**AUSGANGSTEXT:**
"""

Aus dem letzten Gemeindebrief
der Filialgemeinde Passau
Die Osterbotschaft der Evangelien hat durch Goethes Faust eine lyrisch-dramatische Vergegenwärtigung erfahren:
- Dem in der Ohnmacht der Nacht scheiternden Faust – als Repräsentant eines Menschen der Gegenwart – tönen in seiner Verzweiflung die Glocken des Ostermorgens.
Damit überwindet er den eigenen Seelentod (und Freitod) und vermag zu bekennen: „ ... die Träne quillt, die Erde hat mich wieder!“
Die Osterchöre künden ihm das dreifache: Christ ist erstanden!
Sie münden in das große:
„Christ ist erstanden,
Aus der Verwesung Schoß.

"""

**BEREITGESTELLTES MATERIAL:**
"""

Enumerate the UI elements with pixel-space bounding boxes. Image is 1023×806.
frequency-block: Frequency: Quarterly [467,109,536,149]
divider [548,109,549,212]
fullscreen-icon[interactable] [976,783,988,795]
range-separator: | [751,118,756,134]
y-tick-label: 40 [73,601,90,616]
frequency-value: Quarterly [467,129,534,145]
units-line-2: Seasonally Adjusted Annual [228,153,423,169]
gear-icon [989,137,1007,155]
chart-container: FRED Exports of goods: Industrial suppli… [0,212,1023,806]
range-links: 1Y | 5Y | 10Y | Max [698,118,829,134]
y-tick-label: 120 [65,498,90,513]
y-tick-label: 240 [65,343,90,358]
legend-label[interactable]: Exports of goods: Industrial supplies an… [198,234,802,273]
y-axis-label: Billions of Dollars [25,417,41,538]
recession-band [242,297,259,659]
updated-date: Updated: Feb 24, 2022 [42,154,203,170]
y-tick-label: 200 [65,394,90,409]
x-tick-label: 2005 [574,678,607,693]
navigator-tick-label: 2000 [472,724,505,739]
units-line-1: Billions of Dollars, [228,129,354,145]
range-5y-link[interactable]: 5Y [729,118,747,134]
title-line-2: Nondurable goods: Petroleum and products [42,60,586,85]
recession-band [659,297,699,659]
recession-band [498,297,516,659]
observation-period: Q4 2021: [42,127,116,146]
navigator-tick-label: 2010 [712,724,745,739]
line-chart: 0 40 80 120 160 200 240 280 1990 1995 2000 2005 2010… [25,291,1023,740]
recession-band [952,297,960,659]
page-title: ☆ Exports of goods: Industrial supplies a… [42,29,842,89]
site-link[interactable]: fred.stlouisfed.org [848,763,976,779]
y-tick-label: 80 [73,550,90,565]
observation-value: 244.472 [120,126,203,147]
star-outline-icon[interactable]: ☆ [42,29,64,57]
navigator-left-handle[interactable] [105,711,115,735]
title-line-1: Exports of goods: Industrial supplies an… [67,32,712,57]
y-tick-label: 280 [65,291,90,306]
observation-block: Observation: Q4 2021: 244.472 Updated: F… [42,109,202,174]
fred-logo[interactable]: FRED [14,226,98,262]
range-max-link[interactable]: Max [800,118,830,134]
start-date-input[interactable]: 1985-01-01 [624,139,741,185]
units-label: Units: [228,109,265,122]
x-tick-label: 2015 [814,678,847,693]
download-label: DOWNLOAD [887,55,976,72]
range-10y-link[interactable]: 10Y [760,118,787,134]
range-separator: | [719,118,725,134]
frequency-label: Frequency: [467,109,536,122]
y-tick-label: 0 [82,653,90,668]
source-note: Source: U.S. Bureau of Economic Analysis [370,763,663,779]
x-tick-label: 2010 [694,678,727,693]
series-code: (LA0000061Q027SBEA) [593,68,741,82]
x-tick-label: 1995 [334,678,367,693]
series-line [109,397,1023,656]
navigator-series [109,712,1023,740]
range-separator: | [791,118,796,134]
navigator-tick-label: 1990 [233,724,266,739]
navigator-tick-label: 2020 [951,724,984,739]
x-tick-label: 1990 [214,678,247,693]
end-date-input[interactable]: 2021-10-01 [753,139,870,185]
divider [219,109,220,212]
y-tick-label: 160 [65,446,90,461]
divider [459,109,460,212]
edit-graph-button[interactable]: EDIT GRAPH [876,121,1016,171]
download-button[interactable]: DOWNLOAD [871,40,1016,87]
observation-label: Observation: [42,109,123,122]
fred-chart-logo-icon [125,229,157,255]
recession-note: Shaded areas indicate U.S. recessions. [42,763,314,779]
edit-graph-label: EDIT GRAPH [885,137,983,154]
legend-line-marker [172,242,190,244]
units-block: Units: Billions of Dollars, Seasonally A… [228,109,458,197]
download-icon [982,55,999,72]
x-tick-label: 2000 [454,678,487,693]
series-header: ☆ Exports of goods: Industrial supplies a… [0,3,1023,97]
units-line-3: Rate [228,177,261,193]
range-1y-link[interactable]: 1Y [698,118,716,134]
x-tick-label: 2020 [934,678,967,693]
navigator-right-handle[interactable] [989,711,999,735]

"""

**ZU LÖSENDE AUFGABEN:**
a: Was tönt dem verzweifelten Faust laut dem Ausgangstext über die Osterbotschaft in Goethes Faust?
b: Stimmen die folgenden Aussagen mit dem Ausgangstext über die Osterbotschaft in Goethes Faust überein? Antworte jeweils mit Ja oder Nein und führe die entscheidenden Worte des Textes wörtlich an.
(i) Die Osterchöre verkünden Faust dreifach, dass Christ erstanden ist.
(ii) Faust scheitert in der Ohnmacht des Tages.
(iii) Faust tritt als Repräsentant eines Menschen der Vergangenheit auf.
c: Nimm den Ausgangstext über die Osterbotschaft in Goethes Faust an seiner letzten Zeile auf und führe ihn weiter.

**LÖSUNGEN:**
a: Die Glocken des Ostermorgens.

b:
(i) Ja: „Die Osterchöre künden ihm das dreifache: Christ ist erstanden!“
(ii) Nein: „Dem in der Ohnmacht der Nacht scheiternden Faust“
(iii) Nein: „als Repräsentant eines Menschen der Gegenwart“

c:
Reißet von Banden
Freudig euch los!
Tätig ihn preisenden,
Liebe beweisenden,
Brüderlich speisenden,
Predigend reisenden,
Wonne verheißenden
Euch ist der Meister nah,
Euch ist er da!“
Damit ist die Kraft des Ereignisses von Golgatha, seine Nähe und Gegenwart gültig beschrieben. Was vermögen wir davon weiterzutragen in unseren jetzigen Verhältnissen?